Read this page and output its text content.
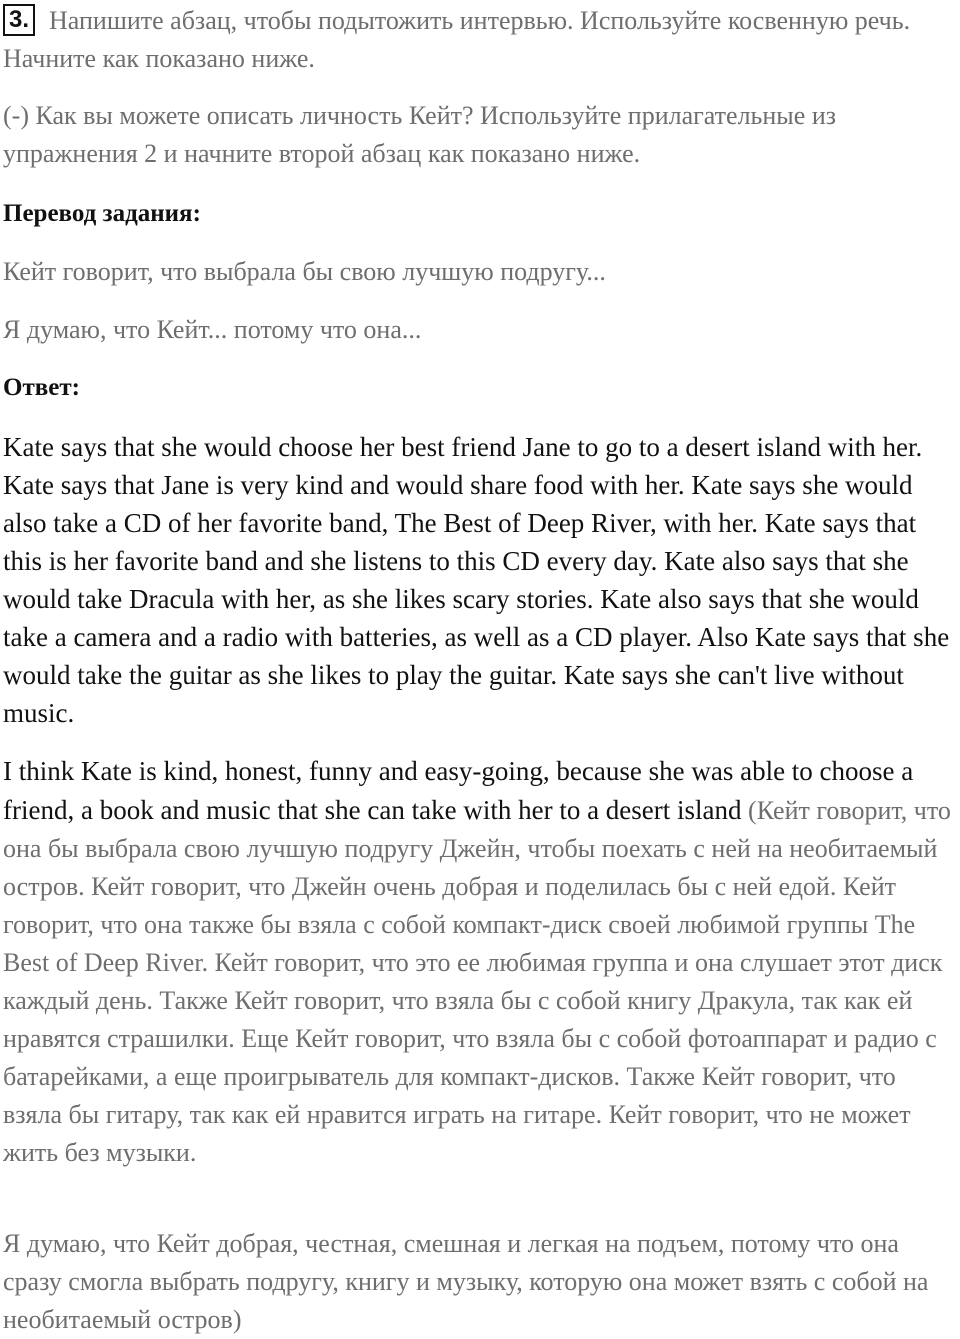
3. Напишите абзац, чтобы подытожить интервью. Используйте косвенную речь. Начните как показано ниже.

(-) Как вы можете описать личность Кейт? Используйте прилагательные из упражнения 2 и начните второй абзац как показано ниже.

Перевод задания:

Кейт говорит, что выбрала бы свою лучшую подругу...

Я думаю, что Кейт... потому что она...

Ответ:

Kate says that she would choose her best friend Jane to go to a desert island with her. Kate says that Jane is very kind and would share food with her. Kate says she would also take a CD of her favorite band, The Best of Deep River, with her. Kate says that this is her favorite band and she listens to this CD every day. Kate also says that she would take Dracula with her, as she likes scary stories. Kate also says that she would take a camera and a radio with batteries, as well as a CD player. Also Kate says that she would take the guitar as she likes to play the guitar. Kate says she can't live without music.

I think Kate is kind, honest, funny and easy-going, because she was able to choose a friend, a book and music that she can take with her to a desert island (Кейт говорит, что она бы выбрала свою лучшую подругу Джейн, чтобы поехать с ней на необитаемый остров. Кейт говорит, что Джейн очень добрая и поделилась бы с ней едой. Кейт говорит, что она также бы взяла с собой компакт-диск своей любимой группы The Best of Deep River. Кейт говорит, что это ее любимая группа и она слушает этот диск каждый день. Также Кейт говорит, что взяла бы с собой книгу Дракула, так как ей нравятся страшилки. Еще Кейт говорит, что взяла бы с собой фотоаппарат и радио с батарейками, а еще проигрыватель для компакт-дисков. Также Кейт говорит, что взяла бы гитару, так как ей нравится играть на гитаре. Кейт говорит, что не может жить без музыки.

Я думаю, что Кейт добрая, честная, смешная и легкая на подъем, потому что она сразу смогла выбрать подругу, книгу и музыку, которую она может взять с собой на необитаемый остров)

# # # # #

## Objective
All entries must be written out again exactly as given, with no pictures in the copy.

## Exercise answer
Read this page and output its text content.
3. Напишите абзац, чтобы подытожить интервью. Используйте косвенную речь. Начните как показано ниже.

(-) Как вы можете описать личность Кейт? Используйте прилагательные из упражнения 2 и начните второй абзац как показано ниже.

Перевод задания:

Кейт говорит, что выбрала бы свою лучшую подругу...

Я думаю, что Кейт... потому что она...

Ответ:

Kate says that she would choose her best friend Jane to go to a desert island with her. Kate says that Jane is very kind and would share food with her. Kate says she would also take a CD of her favorite band, The Best of Deep River, with her. Kate says that this is her favorite band and she listens to this CD every day. Kate also says that she would take Dracula with her, as she likes scary stories. Kate also says that she would take a camera and a radio with batteries, as well as a CD player. Also Kate says that she would take the guitar as she likes to play the guitar. Kate says she can't live without music.

I think Kate is kind, honest, funny and easy-going, because she was able to choose a friend, a book and music that she can take with her to a desert island (Кейт говорит, что она бы выбрала свою лучшую подругу Джейн, чтобы поехать с ней на необитаемый остров. Кейт говорит, что Джейн очень добрая и поделилась бы с ней едой. Кейт говорит, что она также бы взяла с собой компакт-диск своей любимой группы The Best of Deep River. Кейт говорит, что это ее любимая группа и она слушает этот диск каждый день. Также Кейт говорит, что взяла бы с собой книгу Дракула, так как ей нравятся страшилки. Еще Кейт говорит, что взяла бы с собой фотоаппарат и радио с батарейками, а еще проигрыватель для компакт-дисков. Также Кейт говорит, что взяла бы гитару, так как ей нравится играть на гитаре. Кейт говорит, что не может жить без музыки.

Я думаю, что Кейт добрая, честная, смешная и легкая на подъем, потому что она сразу смогла выбрать подругу, книгу и музыку, которую она может взять с собой на необитаемый остров)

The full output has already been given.